Write out the listing below without alteration, omitting its pictures.

Stored data
+-------+

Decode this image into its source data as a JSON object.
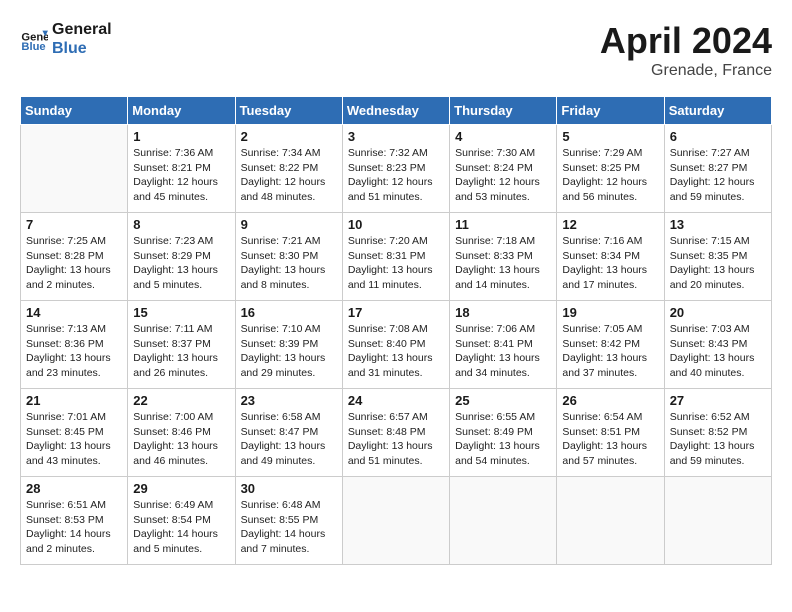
{
  "header": {
    "logo_line1": "General",
    "logo_line2": "Blue",
    "month_year": "April 2024",
    "location": "Grenade, France"
  },
  "days_of_week": [
    "Sunday",
    "Monday",
    "Tuesday",
    "Wednesday",
    "Thursday",
    "Friday",
    "Saturday"
  ],
  "weeks": [
    [
      {
        "day": "",
        "info": ""
      },
      {
        "day": "1",
        "info": "Sunrise: 7:36 AM\nSunset: 8:21 PM\nDaylight: 12 hours\nand 45 minutes."
      },
      {
        "day": "2",
        "info": "Sunrise: 7:34 AM\nSunset: 8:22 PM\nDaylight: 12 hours\nand 48 minutes."
      },
      {
        "day": "3",
        "info": "Sunrise: 7:32 AM\nSunset: 8:23 PM\nDaylight: 12 hours\nand 51 minutes."
      },
      {
        "day": "4",
        "info": "Sunrise: 7:30 AM\nSunset: 8:24 PM\nDaylight: 12 hours\nand 53 minutes."
      },
      {
        "day": "5",
        "info": "Sunrise: 7:29 AM\nSunset: 8:25 PM\nDaylight: 12 hours\nand 56 minutes."
      },
      {
        "day": "6",
        "info": "Sunrise: 7:27 AM\nSunset: 8:27 PM\nDaylight: 12 hours\nand 59 minutes."
      }
    ],
    [
      {
        "day": "7",
        "info": "Sunrise: 7:25 AM\nSunset: 8:28 PM\nDaylight: 13 hours\nand 2 minutes."
      },
      {
        "day": "8",
        "info": "Sunrise: 7:23 AM\nSunset: 8:29 PM\nDaylight: 13 hours\nand 5 minutes."
      },
      {
        "day": "9",
        "info": "Sunrise: 7:21 AM\nSunset: 8:30 PM\nDaylight: 13 hours\nand 8 minutes."
      },
      {
        "day": "10",
        "info": "Sunrise: 7:20 AM\nSunset: 8:31 PM\nDaylight: 13 hours\nand 11 minutes."
      },
      {
        "day": "11",
        "info": "Sunrise: 7:18 AM\nSunset: 8:33 PM\nDaylight: 13 hours\nand 14 minutes."
      },
      {
        "day": "12",
        "info": "Sunrise: 7:16 AM\nSunset: 8:34 PM\nDaylight: 13 hours\nand 17 minutes."
      },
      {
        "day": "13",
        "info": "Sunrise: 7:15 AM\nSunset: 8:35 PM\nDaylight: 13 hours\nand 20 minutes."
      }
    ],
    [
      {
        "day": "14",
        "info": "Sunrise: 7:13 AM\nSunset: 8:36 PM\nDaylight: 13 hours\nand 23 minutes."
      },
      {
        "day": "15",
        "info": "Sunrise: 7:11 AM\nSunset: 8:37 PM\nDaylight: 13 hours\nand 26 minutes."
      },
      {
        "day": "16",
        "info": "Sunrise: 7:10 AM\nSunset: 8:39 PM\nDaylight: 13 hours\nand 29 minutes."
      },
      {
        "day": "17",
        "info": "Sunrise: 7:08 AM\nSunset: 8:40 PM\nDaylight: 13 hours\nand 31 minutes."
      },
      {
        "day": "18",
        "info": "Sunrise: 7:06 AM\nSunset: 8:41 PM\nDaylight: 13 hours\nand 34 minutes."
      },
      {
        "day": "19",
        "info": "Sunrise: 7:05 AM\nSunset: 8:42 PM\nDaylight: 13 hours\nand 37 minutes."
      },
      {
        "day": "20",
        "info": "Sunrise: 7:03 AM\nSunset: 8:43 PM\nDaylight: 13 hours\nand 40 minutes."
      }
    ],
    [
      {
        "day": "21",
        "info": "Sunrise: 7:01 AM\nSunset: 8:45 PM\nDaylight: 13 hours\nand 43 minutes."
      },
      {
        "day": "22",
        "info": "Sunrise: 7:00 AM\nSunset: 8:46 PM\nDaylight: 13 hours\nand 46 minutes."
      },
      {
        "day": "23",
        "info": "Sunrise: 6:58 AM\nSunset: 8:47 PM\nDaylight: 13 hours\nand 49 minutes."
      },
      {
        "day": "24",
        "info": "Sunrise: 6:57 AM\nSunset: 8:48 PM\nDaylight: 13 hours\nand 51 minutes."
      },
      {
        "day": "25",
        "info": "Sunrise: 6:55 AM\nSunset: 8:49 PM\nDaylight: 13 hours\nand 54 minutes."
      },
      {
        "day": "26",
        "info": "Sunrise: 6:54 AM\nSunset: 8:51 PM\nDaylight: 13 hours\nand 57 minutes."
      },
      {
        "day": "27",
        "info": "Sunrise: 6:52 AM\nSunset: 8:52 PM\nDaylight: 13 hours\nand 59 minutes."
      }
    ],
    [
      {
        "day": "28",
        "info": "Sunrise: 6:51 AM\nSunset: 8:53 PM\nDaylight: 14 hours\nand 2 minutes."
      },
      {
        "day": "29",
        "info": "Sunrise: 6:49 AM\nSunset: 8:54 PM\nDaylight: 14 hours\nand 5 minutes."
      },
      {
        "day": "30",
        "info": "Sunrise: 6:48 AM\nSunset: 8:55 PM\nDaylight: 14 hours\nand 7 minutes."
      },
      {
        "day": "",
        "info": ""
      },
      {
        "day": "",
        "info": ""
      },
      {
        "day": "",
        "info": ""
      },
      {
        "day": "",
        "info": ""
      }
    ]
  ]
}
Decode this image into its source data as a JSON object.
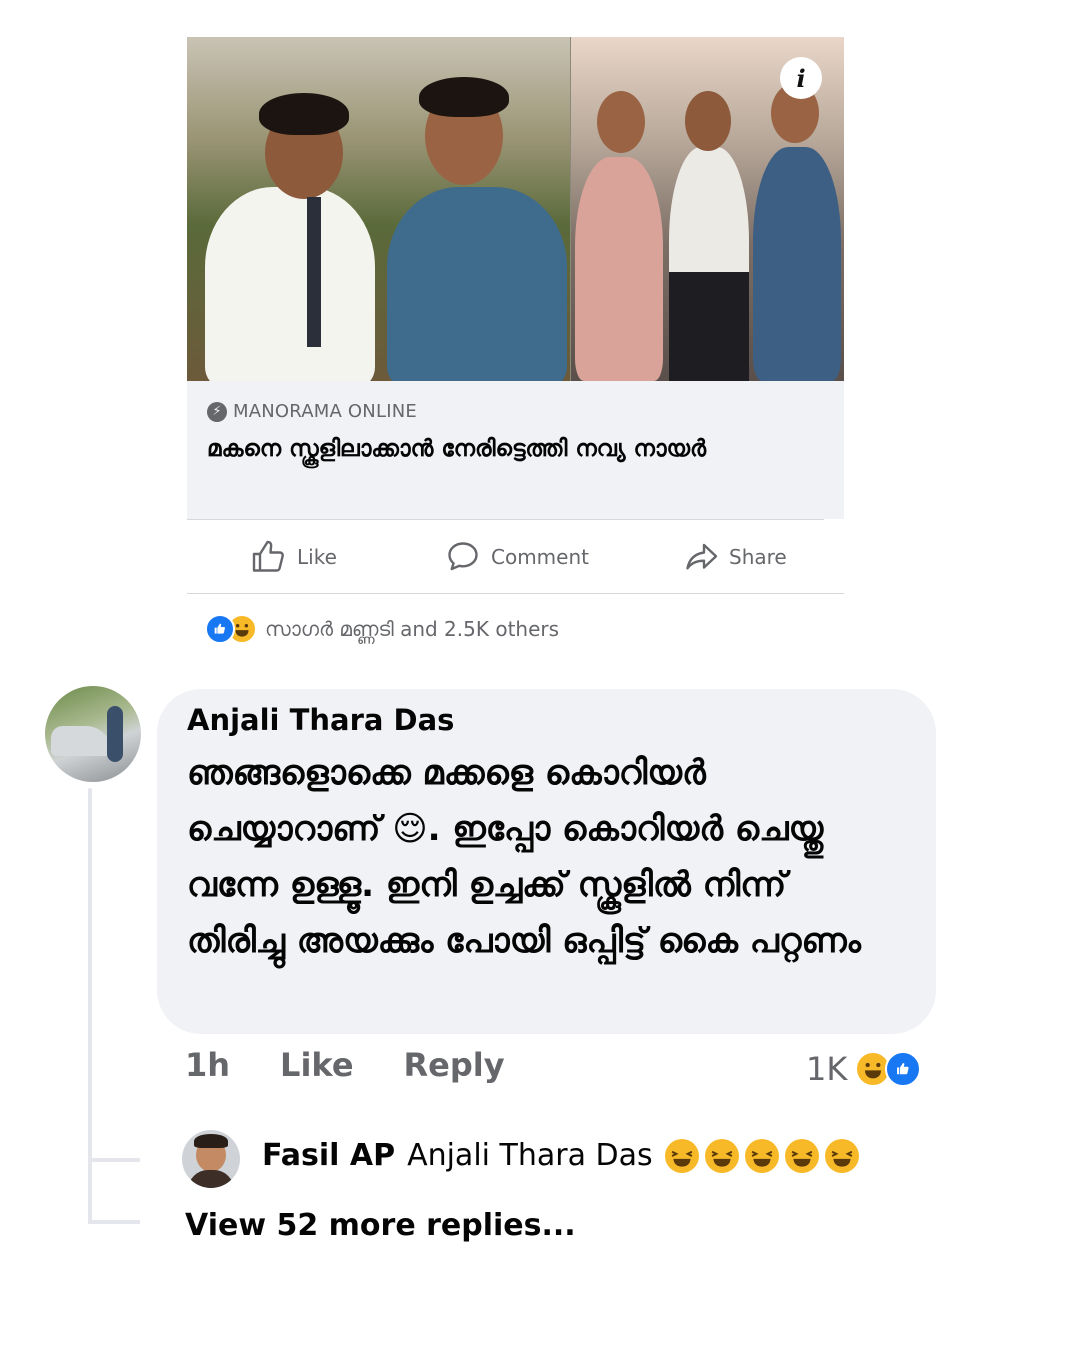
{
  "post": {
    "image_alt": "Photo collage: boy in school uniform with mother",
    "info_icon": "i",
    "link_source": "MANORAMA ONLINE",
    "link_headline": "മകനെ സ്കൂളിലാക്കാൻ നേരിട്ടെത്തി നവ്യ നായർ"
  },
  "actions": {
    "like": "Like",
    "comment": "Comment",
    "share": "Share"
  },
  "reactions": {
    "summary": "സാഗർ മണ്ണടി and 2.5K others"
  },
  "comment": {
    "author": "Anjali Thara Das",
    "text": "ഞങ്ങളൊക്കെ മക്കളെ കൊറിയർ ചെയ്യാറാണ് 😌. ഇപ്പോ കൊറിയർ ചെയ്തു വന്നേ ഉള്ളൂ. ഇനി ഉച്ചക്ക് സ്കൂളിൽ നിന്ന് തിരിച്ചു അയക്കും പോയി ഒപ്പിട്ട് കൈ പറ്റണം",
    "time": "1h",
    "like_label": "Like",
    "reply_label": "Reply",
    "reaction_count": "1K"
  },
  "reply": {
    "author": "Fasil AP",
    "text": "Anjali Thara Das"
  },
  "view_more": "View 52 more replies...",
  "colors": {
    "accent": "#1877f2",
    "haha": "#f7b928",
    "bubble": "#f0f2f5",
    "muted_text": "#65676b"
  }
}
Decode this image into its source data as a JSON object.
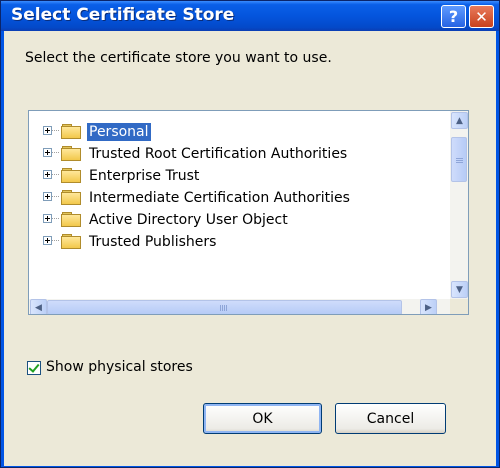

+-------+

## [Answer to this exercise]
Decode this image into its source data as a JSON object.
{
  "header": {
    "logo_line1": "General",
    "logo_line2": "Blue",
    "month_year": "April 2024",
    "location": "Grenade, France"
  },
  "days_of_week": [
    "Sunday",
    "Monday",
    "Tuesday",
    "Wednesday",
    "Thursday",
    "Friday",
    "Saturday"
  ],
  "weeks": [
    [
      {
        "day": "",
        "info": ""
      },
      {
        "day": "1",
        "info": "Sunrise: 7:36 AM\nSunset: 8:21 PM\nDaylight: 12 hours\nand 45 minutes."
      },
      {
        "day": "2",
        "info": "Sunrise: 7:34 AM\nSunset: 8:22 PM\nDaylight: 12 hours\nand 48 minutes."
      },
      {
        "day": "3",
        "info": "Sunrise: 7:32 AM\nSunset: 8:23 PM\nDaylight: 12 hours\nand 51 minutes."
      },
      {
        "day": "4",
        "info": "Sunrise: 7:30 AM\nSunset: 8:24 PM\nDaylight: 12 hours\nand 53 minutes."
      },
      {
        "day": "5",
        "info": "Sunrise: 7:29 AM\nSunset: 8:25 PM\nDaylight: 12 hours\nand 56 minutes."
      },
      {
        "day": "6",
        "info": "Sunrise: 7:27 AM\nSunset: 8:27 PM\nDaylight: 12 hours\nand 59 minutes."
      }
    ],
    [
      {
        "day": "7",
        "info": "Sunrise: 7:25 AM\nSunset: 8:28 PM\nDaylight: 13 hours\nand 2 minutes."
      },
      {
        "day": "8",
        "info": "Sunrise: 7:23 AM\nSunset: 8:29 PM\nDaylight: 13 hours\nand 5 minutes."
      },
      {
        "day": "9",
        "info": "Sunrise: 7:21 AM\nSunset: 8:30 PM\nDaylight: 13 hours\nand 8 minutes."
      },
      {
        "day": "10",
        "info": "Sunrise: 7:20 AM\nSunset: 8:31 PM\nDaylight: 13 hours\nand 11 minutes."
      },
      {
        "day": "11",
        "info": "Sunrise: 7:18 AM\nSunset: 8:33 PM\nDaylight: 13 hours\nand 14 minutes."
      },
      {
        "day": "12",
        "info": "Sunrise: 7:16 AM\nSunset: 8:34 PM\nDaylight: 13 hours\nand 17 minutes."
      },
      {
        "day": "13",
        "info": "Sunrise: 7:15 AM\nSunset: 8:35 PM\nDaylight: 13 hours\nand 20 minutes."
      }
    ],
    [
      {
        "day": "14",
        "info": "Sunrise: 7:13 AM\nSunset: 8:36 PM\nDaylight: 13 hours\nand 23 minutes."
      },
      {
        "day": "15",
        "info": "Sunrise: 7:11 AM\nSunset: 8:37 PM\nDaylight: 13 hours\nand 26 minutes."
      },
      {
        "day": "16",
        "info": "Sunrise: 7:10 AM\nSunset: 8:39 PM\nDaylight: 13 hours\nand 29 minutes."
      },
      {
        "day": "17",
        "info": "Sunrise: 7:08 AM\nSunset: 8:40 PM\nDaylight: 13 hours\nand 31 minutes."
      },
      {
        "day": "18",
        "info": "Sunrise: 7:06 AM\nSunset: 8:41 PM\nDaylight: 13 hours\nand 34 minutes."
      },
      {
        "day": "19",
        "info": "Sunrise: 7:05 AM\nSunset: 8:42 PM\nDaylight: 13 hours\nand 37 minutes."
      },
      {
        "day": "20",
        "info": "Sunrise: 7:03 AM\nSunset: 8:43 PM\nDaylight: 13 hours\nand 40 minutes."
      }
    ],
    [
      {
        "day": "21",
        "info": "Sunrise: 7:01 AM\nSunset: 8:45 PM\nDaylight: 13 hours\nand 43 minutes."
      },
      {
        "day": "22",
        "info": "Sunrise: 7:00 AM\nSunset: 8:46 PM\nDaylight: 13 hours\nand 46 minutes."
      },
      {
        "day": "23",
        "info": "Sunrise: 6:58 AM\nSunset: 8:47 PM\nDaylight: 13 hours\nand 49 minutes."
      },
      {
        "day": "24",
        "info": "Sunrise: 6:57 AM\nSunset: 8:48 PM\nDaylight: 13 hours\nand 51 minutes."
      },
      {
        "day": "25",
        "info": "Sunrise: 6:55 AM\nSunset: 8:49 PM\nDaylight: 13 hours\nand 54 minutes."
      },
      {
        "day": "26",
        "info": "Sunrise: 6:54 AM\nSunset: 8:51 PM\nDaylight: 13 hours\nand 57 minutes."
      },
      {
        "day": "27",
        "info": "Sunrise: 6:52 AM\nSunset: 8:52 PM\nDaylight: 13 hours\nand 59 minutes."
      }
    ],
    [
      {
        "day": "28",
        "info": "Sunrise: 6:51 AM\nSunset: 8:53 PM\nDaylight: 14 hours\nand 2 minutes."
      },
      {
        "day": "29",
        "info": "Sunrise: 6:49 AM\nSunset: 8:54 PM\nDaylight: 14 hours\nand 5 minutes."
      },
      {
        "day": "30",
        "info": "Sunrise: 6:48 AM\nSunset: 8:55 PM\nDaylight: 14 hours\nand 7 minutes."
      },
      {
        "day": "",
        "info": ""
      },
      {
        "day": "",
        "info": ""
      },
      {
        "day": "",
        "info": ""
      },
      {
        "day": "",
        "info": ""
      }
    ]
  ]
}
Decode this image into its source data as a JSON object.
{
  "post": {
    "image_alt": "Photo collage: boy in school uniform with mother",
    "info_icon": "i",
    "link_source": "MANORAMA ONLINE",
    "link_headline": "മകനെ സ്കൂളിലാക്കാൻ നേരിട്ടെത്തി നവ്യ നായർ"
  },
  "actions": {
    "like": "Like",
    "comment": "Comment",
    "share": "Share"
  },
  "reactions": {
    "summary": "സാഗർ മണ്ണടി and 2.5K others"
  },
  "comment": {
    "author": "Anjali Thara Das",
    "text": "ഞങ്ങളൊക്കെ മക്കളെ കൊറിയർ ചെയ്യാറാണ് 😌. ഇപ്പോ കൊറിയർ ചെയ്തു വന്നേ ഉള്ളൂ. ഇനി ഉച്ചക്ക് സ്കൂളിൽ നിന്ന് തിരിച്ചു അയക്കും പോയി ഒപ്പിട്ട് കൈ പറ്റണം",
    "time": "1h",
    "like_label": "Like",
    "reply_label": "Reply",
    "reaction_count": "1K"
  },
  "reply": {
    "author": "Fasil AP",
    "text": "Anjali Thara Das"
  },
  "view_more": "View 52 more replies...",
  "colors": {
    "accent": "#1877f2",
    "haha": "#f7b928",
    "bubble": "#f0f2f5",
    "muted_text": "#65676b"
  }
}
Decode this image into its source data as a JSON object.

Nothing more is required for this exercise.